[What to work on]: Below are the records; reproduce all of them exactly but without any images.

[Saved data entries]
'''

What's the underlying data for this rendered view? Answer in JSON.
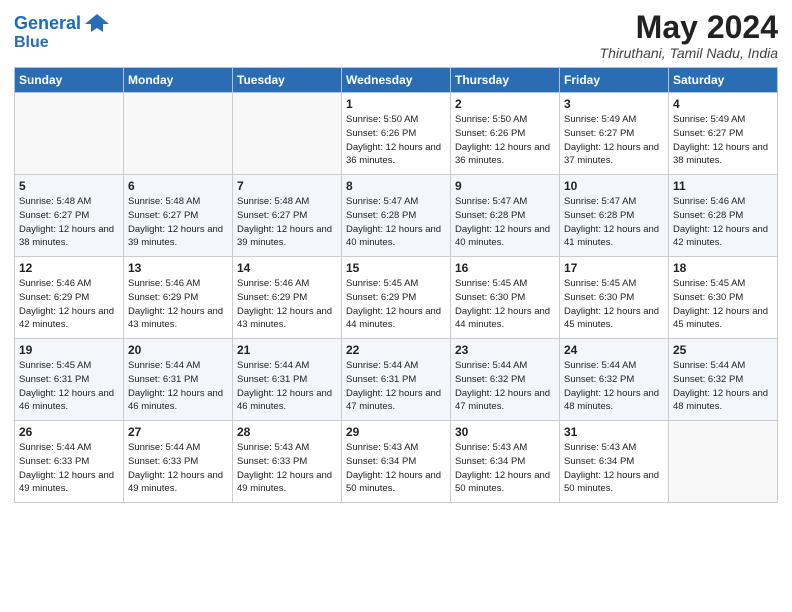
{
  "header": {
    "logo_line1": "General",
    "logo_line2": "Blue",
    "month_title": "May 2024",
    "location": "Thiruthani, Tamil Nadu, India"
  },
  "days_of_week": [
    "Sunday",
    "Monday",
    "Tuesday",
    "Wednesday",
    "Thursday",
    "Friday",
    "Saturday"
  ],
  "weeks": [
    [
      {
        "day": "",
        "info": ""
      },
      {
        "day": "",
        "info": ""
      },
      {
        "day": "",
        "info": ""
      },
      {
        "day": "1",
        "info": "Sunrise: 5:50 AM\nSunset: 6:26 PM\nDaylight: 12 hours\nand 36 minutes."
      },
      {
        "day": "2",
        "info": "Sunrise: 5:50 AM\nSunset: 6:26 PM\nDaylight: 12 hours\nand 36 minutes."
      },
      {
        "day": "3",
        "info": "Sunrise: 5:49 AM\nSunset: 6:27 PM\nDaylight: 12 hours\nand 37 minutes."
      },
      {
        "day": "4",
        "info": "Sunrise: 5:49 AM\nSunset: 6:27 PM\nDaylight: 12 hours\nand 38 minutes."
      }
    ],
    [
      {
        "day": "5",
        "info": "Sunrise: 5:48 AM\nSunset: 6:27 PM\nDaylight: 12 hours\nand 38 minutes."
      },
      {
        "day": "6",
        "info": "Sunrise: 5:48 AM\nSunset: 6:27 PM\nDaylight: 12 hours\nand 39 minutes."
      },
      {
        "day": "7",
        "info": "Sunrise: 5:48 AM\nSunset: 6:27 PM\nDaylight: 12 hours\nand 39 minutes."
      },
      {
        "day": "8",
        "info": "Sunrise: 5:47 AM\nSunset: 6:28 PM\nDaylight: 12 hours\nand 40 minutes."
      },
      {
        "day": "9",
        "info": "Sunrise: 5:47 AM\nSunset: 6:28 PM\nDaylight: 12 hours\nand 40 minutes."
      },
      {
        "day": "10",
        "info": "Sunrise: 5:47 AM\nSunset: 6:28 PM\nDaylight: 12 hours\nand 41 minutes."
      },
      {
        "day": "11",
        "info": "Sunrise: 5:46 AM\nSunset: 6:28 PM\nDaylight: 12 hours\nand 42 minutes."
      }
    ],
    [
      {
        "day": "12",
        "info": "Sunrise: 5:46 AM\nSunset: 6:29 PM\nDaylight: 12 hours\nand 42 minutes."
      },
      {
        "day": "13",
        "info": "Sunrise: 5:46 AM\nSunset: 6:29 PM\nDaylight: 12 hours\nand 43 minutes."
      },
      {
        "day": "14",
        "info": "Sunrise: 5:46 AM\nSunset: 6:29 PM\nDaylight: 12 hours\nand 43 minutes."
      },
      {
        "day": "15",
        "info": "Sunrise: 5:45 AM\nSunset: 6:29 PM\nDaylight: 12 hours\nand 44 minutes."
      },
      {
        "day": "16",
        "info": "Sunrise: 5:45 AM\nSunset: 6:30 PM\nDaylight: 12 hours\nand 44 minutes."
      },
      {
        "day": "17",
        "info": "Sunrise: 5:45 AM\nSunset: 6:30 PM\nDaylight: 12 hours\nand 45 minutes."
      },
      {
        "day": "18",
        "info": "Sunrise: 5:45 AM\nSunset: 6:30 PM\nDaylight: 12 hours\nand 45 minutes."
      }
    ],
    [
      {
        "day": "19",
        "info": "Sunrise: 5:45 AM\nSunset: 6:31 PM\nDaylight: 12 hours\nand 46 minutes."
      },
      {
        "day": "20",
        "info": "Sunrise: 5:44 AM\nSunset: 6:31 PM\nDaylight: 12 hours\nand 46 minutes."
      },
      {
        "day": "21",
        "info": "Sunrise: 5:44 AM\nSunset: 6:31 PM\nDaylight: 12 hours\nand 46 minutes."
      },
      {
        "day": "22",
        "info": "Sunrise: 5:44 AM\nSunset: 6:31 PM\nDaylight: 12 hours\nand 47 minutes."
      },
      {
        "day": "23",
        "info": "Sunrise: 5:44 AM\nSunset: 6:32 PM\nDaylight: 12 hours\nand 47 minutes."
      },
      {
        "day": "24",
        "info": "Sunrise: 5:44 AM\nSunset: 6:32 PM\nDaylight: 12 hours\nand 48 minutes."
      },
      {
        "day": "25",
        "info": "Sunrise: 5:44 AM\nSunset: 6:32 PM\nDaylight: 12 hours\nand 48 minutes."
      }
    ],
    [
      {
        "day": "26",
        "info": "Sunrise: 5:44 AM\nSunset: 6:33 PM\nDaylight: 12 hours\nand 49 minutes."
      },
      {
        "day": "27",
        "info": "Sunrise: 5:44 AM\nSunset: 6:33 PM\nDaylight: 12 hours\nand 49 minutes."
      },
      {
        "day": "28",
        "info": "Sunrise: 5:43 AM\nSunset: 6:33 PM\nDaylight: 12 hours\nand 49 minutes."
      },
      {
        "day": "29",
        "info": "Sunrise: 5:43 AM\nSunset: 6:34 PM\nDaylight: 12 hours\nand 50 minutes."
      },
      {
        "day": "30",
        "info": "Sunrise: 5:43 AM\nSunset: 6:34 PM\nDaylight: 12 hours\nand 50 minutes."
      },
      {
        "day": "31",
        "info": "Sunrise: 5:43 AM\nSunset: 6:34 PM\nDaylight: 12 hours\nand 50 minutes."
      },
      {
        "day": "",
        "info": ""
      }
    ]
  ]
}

'''

[Exercise answer]:
What's the underlying data for this rendered view? Answer in JSON.
{
  "header": {
    "logo_line1": "General",
    "logo_line2": "Blue",
    "month_title": "May 2024",
    "location": "Thiruthani, Tamil Nadu, India"
  },
  "days_of_week": [
    "Sunday",
    "Monday",
    "Tuesday",
    "Wednesday",
    "Thursday",
    "Friday",
    "Saturday"
  ],
  "weeks": [
    [
      {
        "day": "",
        "info": ""
      },
      {
        "day": "",
        "info": ""
      },
      {
        "day": "",
        "info": ""
      },
      {
        "day": "1",
        "info": "Sunrise: 5:50 AM\nSunset: 6:26 PM\nDaylight: 12 hours\nand 36 minutes."
      },
      {
        "day": "2",
        "info": "Sunrise: 5:50 AM\nSunset: 6:26 PM\nDaylight: 12 hours\nand 36 minutes."
      },
      {
        "day": "3",
        "info": "Sunrise: 5:49 AM\nSunset: 6:27 PM\nDaylight: 12 hours\nand 37 minutes."
      },
      {
        "day": "4",
        "info": "Sunrise: 5:49 AM\nSunset: 6:27 PM\nDaylight: 12 hours\nand 38 minutes."
      }
    ],
    [
      {
        "day": "5",
        "info": "Sunrise: 5:48 AM\nSunset: 6:27 PM\nDaylight: 12 hours\nand 38 minutes."
      },
      {
        "day": "6",
        "info": "Sunrise: 5:48 AM\nSunset: 6:27 PM\nDaylight: 12 hours\nand 39 minutes."
      },
      {
        "day": "7",
        "info": "Sunrise: 5:48 AM\nSunset: 6:27 PM\nDaylight: 12 hours\nand 39 minutes."
      },
      {
        "day": "8",
        "info": "Sunrise: 5:47 AM\nSunset: 6:28 PM\nDaylight: 12 hours\nand 40 minutes."
      },
      {
        "day": "9",
        "info": "Sunrise: 5:47 AM\nSunset: 6:28 PM\nDaylight: 12 hours\nand 40 minutes."
      },
      {
        "day": "10",
        "info": "Sunrise: 5:47 AM\nSunset: 6:28 PM\nDaylight: 12 hours\nand 41 minutes."
      },
      {
        "day": "11",
        "info": "Sunrise: 5:46 AM\nSunset: 6:28 PM\nDaylight: 12 hours\nand 42 minutes."
      }
    ],
    [
      {
        "day": "12",
        "info": "Sunrise: 5:46 AM\nSunset: 6:29 PM\nDaylight: 12 hours\nand 42 minutes."
      },
      {
        "day": "13",
        "info": "Sunrise: 5:46 AM\nSunset: 6:29 PM\nDaylight: 12 hours\nand 43 minutes."
      },
      {
        "day": "14",
        "info": "Sunrise: 5:46 AM\nSunset: 6:29 PM\nDaylight: 12 hours\nand 43 minutes."
      },
      {
        "day": "15",
        "info": "Sunrise: 5:45 AM\nSunset: 6:29 PM\nDaylight: 12 hours\nand 44 minutes."
      },
      {
        "day": "16",
        "info": "Sunrise: 5:45 AM\nSunset: 6:30 PM\nDaylight: 12 hours\nand 44 minutes."
      },
      {
        "day": "17",
        "info": "Sunrise: 5:45 AM\nSunset: 6:30 PM\nDaylight: 12 hours\nand 45 minutes."
      },
      {
        "day": "18",
        "info": "Sunrise: 5:45 AM\nSunset: 6:30 PM\nDaylight: 12 hours\nand 45 minutes."
      }
    ],
    [
      {
        "day": "19",
        "info": "Sunrise: 5:45 AM\nSunset: 6:31 PM\nDaylight: 12 hours\nand 46 minutes."
      },
      {
        "day": "20",
        "info": "Sunrise: 5:44 AM\nSunset: 6:31 PM\nDaylight: 12 hours\nand 46 minutes."
      },
      {
        "day": "21",
        "info": "Sunrise: 5:44 AM\nSunset: 6:31 PM\nDaylight: 12 hours\nand 46 minutes."
      },
      {
        "day": "22",
        "info": "Sunrise: 5:44 AM\nSunset: 6:31 PM\nDaylight: 12 hours\nand 47 minutes."
      },
      {
        "day": "23",
        "info": "Sunrise: 5:44 AM\nSunset: 6:32 PM\nDaylight: 12 hours\nand 47 minutes."
      },
      {
        "day": "24",
        "info": "Sunrise: 5:44 AM\nSunset: 6:32 PM\nDaylight: 12 hours\nand 48 minutes."
      },
      {
        "day": "25",
        "info": "Sunrise: 5:44 AM\nSunset: 6:32 PM\nDaylight: 12 hours\nand 48 minutes."
      }
    ],
    [
      {
        "day": "26",
        "info": "Sunrise: 5:44 AM\nSunset: 6:33 PM\nDaylight: 12 hours\nand 49 minutes."
      },
      {
        "day": "27",
        "info": "Sunrise: 5:44 AM\nSunset: 6:33 PM\nDaylight: 12 hours\nand 49 minutes."
      },
      {
        "day": "28",
        "info": "Sunrise: 5:43 AM\nSunset: 6:33 PM\nDaylight: 12 hours\nand 49 minutes."
      },
      {
        "day": "29",
        "info": "Sunrise: 5:43 AM\nSunset: 6:34 PM\nDaylight: 12 hours\nand 50 minutes."
      },
      {
        "day": "30",
        "info": "Sunrise: 5:43 AM\nSunset: 6:34 PM\nDaylight: 12 hours\nand 50 minutes."
      },
      {
        "day": "31",
        "info": "Sunrise: 5:43 AM\nSunset: 6:34 PM\nDaylight: 12 hours\nand 50 minutes."
      },
      {
        "day": "",
        "info": ""
      }
    ]
  ]
}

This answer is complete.